### TASK GOAL
Could every line of the data be printed exactly as it reads?

Stored data:
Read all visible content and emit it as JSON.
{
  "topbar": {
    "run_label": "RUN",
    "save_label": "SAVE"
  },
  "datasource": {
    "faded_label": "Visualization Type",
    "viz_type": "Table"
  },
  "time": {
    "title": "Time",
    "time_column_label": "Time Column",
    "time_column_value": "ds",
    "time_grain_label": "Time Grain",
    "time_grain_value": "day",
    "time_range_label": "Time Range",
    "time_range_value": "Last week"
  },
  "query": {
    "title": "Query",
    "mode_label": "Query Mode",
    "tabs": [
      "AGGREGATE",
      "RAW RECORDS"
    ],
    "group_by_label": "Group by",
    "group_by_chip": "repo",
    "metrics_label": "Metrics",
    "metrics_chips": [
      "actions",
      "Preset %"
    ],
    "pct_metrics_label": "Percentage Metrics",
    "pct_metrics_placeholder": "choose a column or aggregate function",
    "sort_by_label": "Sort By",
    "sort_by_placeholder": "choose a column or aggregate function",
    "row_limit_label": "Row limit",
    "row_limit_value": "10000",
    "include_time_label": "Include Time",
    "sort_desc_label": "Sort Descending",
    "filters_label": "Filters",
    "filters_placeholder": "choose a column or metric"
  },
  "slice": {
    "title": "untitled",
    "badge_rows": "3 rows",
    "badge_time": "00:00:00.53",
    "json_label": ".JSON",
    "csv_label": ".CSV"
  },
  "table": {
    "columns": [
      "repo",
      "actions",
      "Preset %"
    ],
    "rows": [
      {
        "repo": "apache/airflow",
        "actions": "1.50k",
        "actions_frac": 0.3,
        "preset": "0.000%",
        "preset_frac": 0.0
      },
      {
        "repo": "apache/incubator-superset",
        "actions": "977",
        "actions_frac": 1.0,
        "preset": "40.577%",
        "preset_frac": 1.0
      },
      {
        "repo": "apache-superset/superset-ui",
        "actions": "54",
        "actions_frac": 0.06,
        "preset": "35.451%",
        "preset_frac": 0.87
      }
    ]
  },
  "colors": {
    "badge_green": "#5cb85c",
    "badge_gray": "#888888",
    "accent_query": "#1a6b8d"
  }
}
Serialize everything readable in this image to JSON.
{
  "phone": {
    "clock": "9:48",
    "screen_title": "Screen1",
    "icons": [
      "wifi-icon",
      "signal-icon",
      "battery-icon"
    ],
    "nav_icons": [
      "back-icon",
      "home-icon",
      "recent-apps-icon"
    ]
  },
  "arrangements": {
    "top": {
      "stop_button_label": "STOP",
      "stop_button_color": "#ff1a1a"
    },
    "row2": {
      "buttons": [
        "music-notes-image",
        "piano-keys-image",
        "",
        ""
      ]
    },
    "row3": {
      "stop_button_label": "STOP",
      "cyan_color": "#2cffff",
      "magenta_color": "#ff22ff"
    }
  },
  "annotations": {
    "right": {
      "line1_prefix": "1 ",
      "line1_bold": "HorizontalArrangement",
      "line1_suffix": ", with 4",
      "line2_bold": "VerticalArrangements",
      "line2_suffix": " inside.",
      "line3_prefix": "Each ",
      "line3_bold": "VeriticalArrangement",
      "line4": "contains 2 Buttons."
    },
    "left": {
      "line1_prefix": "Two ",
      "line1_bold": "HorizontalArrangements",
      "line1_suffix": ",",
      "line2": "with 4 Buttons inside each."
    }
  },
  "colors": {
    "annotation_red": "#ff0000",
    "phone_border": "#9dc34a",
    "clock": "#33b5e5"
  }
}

### RESULT BELOW
Read all visible content and emit it as JSON.
{
  "topbar": {
    "run_label": "RUN",
    "save_label": "SAVE"
  },
  "datasource": {
    "faded_label": "Visualization Type",
    "viz_type": "Table"
  },
  "time": {
    "title": "Time",
    "time_column_label": "Time Column",
    "time_column_value": "ds",
    "time_grain_label": "Time Grain",
    "time_grain_value": "day",
    "time_range_label": "Time Range",
    "time_range_value": "Last week"
  },
  "query": {
    "title": "Query",
    "mode_label": "Query Mode",
    "tabs": [
      "AGGREGATE",
      "RAW RECORDS"
    ],
    "group_by_label": "Group by",
    "group_by_chip": "repo",
    "metrics_label": "Metrics",
    "metrics_chips": [
      "actions",
      "Preset %"
    ],
    "pct_metrics_label": "Percentage Metrics",
    "pct_metrics_placeholder": "choose a column or aggregate function",
    "sort_by_label": "Sort By",
    "sort_by_placeholder": "choose a column or aggregate function",
    "row_limit_label": "Row limit",
    "row_limit_value": "10000",
    "include_time_label": "Include Time",
    "sort_desc_label": "Sort Descending",
    "filters_label": "Filters",
    "filters_placeholder": "choose a column or metric"
  },
  "slice": {
    "title": "untitled",
    "badge_rows": "3 rows",
    "badge_time": "00:00:00.53",
    "json_label": ".JSON",
    "csv_label": ".CSV"
  },
  "table": {
    "columns": [
      "repo",
      "actions",
      "Preset %"
    ],
    "rows": [
      {
        "repo": "apache/airflow",
        "actions": "1.50k",
        "actions_frac": 0.3,
        "preset": "0.000%",
        "preset_frac": 0.0
      },
      {
        "repo": "apache/incubator-superset",
        "actions": "977",
        "actions_frac": 1.0,
        "preset": "40.577%",
        "preset_frac": 1.0
      },
      {
        "repo": "apache-superset/superset-ui",
        "actions": "54",
        "actions_frac": 0.06,
        "preset": "35.451%",
        "preset_frac": 0.87
      }
    ]
  },
  "colors": {
    "badge_green": "#5cb85c",
    "badge_gray": "#888888",
    "accent_query": "#1a6b8d"
  }
}
Serialize everything readable in this image to JSON.
{
  "phone": {
    "clock": "9:48",
    "screen_title": "Screen1",
    "icons": [
      "wifi-icon",
      "signal-icon",
      "battery-icon"
    ],
    "nav_icons": [
      "back-icon",
      "home-icon",
      "recent-apps-icon"
    ]
  },
  "arrangements": {
    "top": {
      "stop_button_label": "STOP",
      "stop_button_color": "#ff1a1a"
    },
    "row2": {
      "buttons": [
        "music-notes-image",
        "piano-keys-image",
        "",
        ""
      ]
    },
    "row3": {
      "stop_button_label": "STOP",
      "cyan_color": "#2cffff",
      "magenta_color": "#ff22ff"
    }
  },
  "annotations": {
    "right": {
      "line1_prefix": "1 ",
      "line1_bold": "HorizontalArrangement",
      "line1_suffix": ", with 4",
      "line2_bold": "VerticalArrangements",
      "line2_suffix": " inside.",
      "line3_prefix": "Each ",
      "line3_bold": "VeriticalArrangement",
      "line4": "contains 2 Buttons."
    },
    "left": {
      "line1_prefix": "Two ",
      "line1_bold": "HorizontalArrangements",
      "line1_suffix": ",",
      "line2": "with 4 Buttons inside each."
    }
  },
  "colors": {
    "annotation_red": "#ff0000",
    "phone_border": "#9dc34a",
    "clock": "#33b5e5"
  }
}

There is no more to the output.